(Collected data entries)
-- BEGIN --

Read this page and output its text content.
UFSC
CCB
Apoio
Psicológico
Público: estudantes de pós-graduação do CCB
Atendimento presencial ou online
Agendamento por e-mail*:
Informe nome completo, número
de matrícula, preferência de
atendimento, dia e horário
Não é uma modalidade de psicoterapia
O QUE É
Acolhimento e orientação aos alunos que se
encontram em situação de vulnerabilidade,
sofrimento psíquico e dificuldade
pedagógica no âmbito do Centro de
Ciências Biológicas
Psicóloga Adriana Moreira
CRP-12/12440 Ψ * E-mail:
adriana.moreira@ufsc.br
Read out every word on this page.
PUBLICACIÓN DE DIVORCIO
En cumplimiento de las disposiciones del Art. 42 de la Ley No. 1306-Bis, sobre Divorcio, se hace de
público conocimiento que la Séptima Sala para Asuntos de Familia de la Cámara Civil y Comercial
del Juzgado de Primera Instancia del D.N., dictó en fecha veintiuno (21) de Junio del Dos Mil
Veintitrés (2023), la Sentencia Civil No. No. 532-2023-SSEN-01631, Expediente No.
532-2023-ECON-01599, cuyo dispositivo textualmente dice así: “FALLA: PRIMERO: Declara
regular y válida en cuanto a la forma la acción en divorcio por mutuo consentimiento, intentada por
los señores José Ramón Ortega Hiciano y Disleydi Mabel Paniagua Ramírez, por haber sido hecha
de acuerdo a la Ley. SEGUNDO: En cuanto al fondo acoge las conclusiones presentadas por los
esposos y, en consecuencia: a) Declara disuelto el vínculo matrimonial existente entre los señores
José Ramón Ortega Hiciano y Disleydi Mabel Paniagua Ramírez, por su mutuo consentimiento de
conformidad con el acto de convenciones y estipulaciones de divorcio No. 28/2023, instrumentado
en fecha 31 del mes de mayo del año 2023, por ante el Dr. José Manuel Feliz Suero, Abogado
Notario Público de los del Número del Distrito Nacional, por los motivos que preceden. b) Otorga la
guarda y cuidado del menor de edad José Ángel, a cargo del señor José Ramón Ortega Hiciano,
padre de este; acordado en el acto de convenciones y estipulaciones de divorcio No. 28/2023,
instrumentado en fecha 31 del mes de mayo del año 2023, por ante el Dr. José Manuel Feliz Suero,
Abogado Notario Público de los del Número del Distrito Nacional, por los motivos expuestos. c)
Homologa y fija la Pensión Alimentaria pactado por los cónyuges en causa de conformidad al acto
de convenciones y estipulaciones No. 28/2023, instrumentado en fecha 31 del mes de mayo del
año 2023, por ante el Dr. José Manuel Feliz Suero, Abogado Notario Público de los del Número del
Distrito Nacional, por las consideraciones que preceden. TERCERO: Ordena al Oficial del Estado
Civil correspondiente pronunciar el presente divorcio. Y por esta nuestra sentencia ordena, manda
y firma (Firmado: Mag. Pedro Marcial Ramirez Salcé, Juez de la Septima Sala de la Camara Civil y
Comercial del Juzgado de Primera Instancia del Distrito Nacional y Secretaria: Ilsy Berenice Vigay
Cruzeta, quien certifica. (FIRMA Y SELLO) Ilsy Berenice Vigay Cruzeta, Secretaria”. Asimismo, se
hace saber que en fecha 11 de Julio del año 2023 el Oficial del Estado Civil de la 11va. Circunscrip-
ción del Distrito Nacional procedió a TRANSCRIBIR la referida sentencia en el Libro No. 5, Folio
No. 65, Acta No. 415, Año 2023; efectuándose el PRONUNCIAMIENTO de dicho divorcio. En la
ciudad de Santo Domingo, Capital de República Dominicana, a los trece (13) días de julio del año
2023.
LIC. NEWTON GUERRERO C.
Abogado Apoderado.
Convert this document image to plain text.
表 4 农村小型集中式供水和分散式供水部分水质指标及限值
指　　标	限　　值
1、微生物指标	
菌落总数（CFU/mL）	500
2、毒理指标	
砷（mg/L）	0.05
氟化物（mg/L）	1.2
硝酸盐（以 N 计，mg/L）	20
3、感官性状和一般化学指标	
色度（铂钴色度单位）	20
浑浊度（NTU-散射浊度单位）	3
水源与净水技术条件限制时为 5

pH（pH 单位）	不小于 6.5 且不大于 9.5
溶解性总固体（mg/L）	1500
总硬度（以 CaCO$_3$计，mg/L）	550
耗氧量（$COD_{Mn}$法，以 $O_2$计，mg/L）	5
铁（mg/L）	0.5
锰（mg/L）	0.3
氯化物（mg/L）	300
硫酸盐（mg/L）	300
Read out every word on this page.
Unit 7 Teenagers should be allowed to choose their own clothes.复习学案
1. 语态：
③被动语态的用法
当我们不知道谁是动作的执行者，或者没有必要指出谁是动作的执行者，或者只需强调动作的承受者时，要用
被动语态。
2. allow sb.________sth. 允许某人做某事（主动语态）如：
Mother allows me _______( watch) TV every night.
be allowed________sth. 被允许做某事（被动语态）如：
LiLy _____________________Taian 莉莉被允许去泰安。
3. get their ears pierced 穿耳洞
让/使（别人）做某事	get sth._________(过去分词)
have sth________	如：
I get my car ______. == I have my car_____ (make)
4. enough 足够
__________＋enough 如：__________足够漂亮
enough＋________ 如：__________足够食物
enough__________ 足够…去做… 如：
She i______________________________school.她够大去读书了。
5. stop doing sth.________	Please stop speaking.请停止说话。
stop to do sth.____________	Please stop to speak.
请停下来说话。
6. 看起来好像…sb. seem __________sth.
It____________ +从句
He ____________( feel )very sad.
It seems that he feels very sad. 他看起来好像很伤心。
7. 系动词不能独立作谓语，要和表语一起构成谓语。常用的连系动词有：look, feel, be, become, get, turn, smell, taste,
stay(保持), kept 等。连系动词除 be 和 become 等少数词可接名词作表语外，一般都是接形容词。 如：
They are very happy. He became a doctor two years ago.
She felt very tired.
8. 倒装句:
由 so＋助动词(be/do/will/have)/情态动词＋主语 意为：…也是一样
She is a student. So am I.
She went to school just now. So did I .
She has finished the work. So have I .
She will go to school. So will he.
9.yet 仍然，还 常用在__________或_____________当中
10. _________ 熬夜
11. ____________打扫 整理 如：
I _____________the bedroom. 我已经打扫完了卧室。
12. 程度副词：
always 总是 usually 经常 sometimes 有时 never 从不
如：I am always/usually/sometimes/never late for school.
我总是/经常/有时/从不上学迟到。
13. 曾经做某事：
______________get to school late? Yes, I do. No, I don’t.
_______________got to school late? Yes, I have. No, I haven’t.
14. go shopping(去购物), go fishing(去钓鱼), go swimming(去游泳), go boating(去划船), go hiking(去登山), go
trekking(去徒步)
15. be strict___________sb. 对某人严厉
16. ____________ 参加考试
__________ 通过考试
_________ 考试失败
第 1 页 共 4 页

-- END --

GOAL: Extract all lines of the records above that include "Ortega".

ANSWER FOR THIS EXERCISE:
los señores José Ramón Ortega Hiciano y Disleydi Mabel Paniagua Ramírez, por haber sido hecha
José Ramón Ortega Hiciano y Disleydi Mabel Paniagua Ramírez, por su mutuo consentimiento de
guarda y cuidado del menor de edad José Ángel, a cargo del señor José Ramón Ortega Hiciano,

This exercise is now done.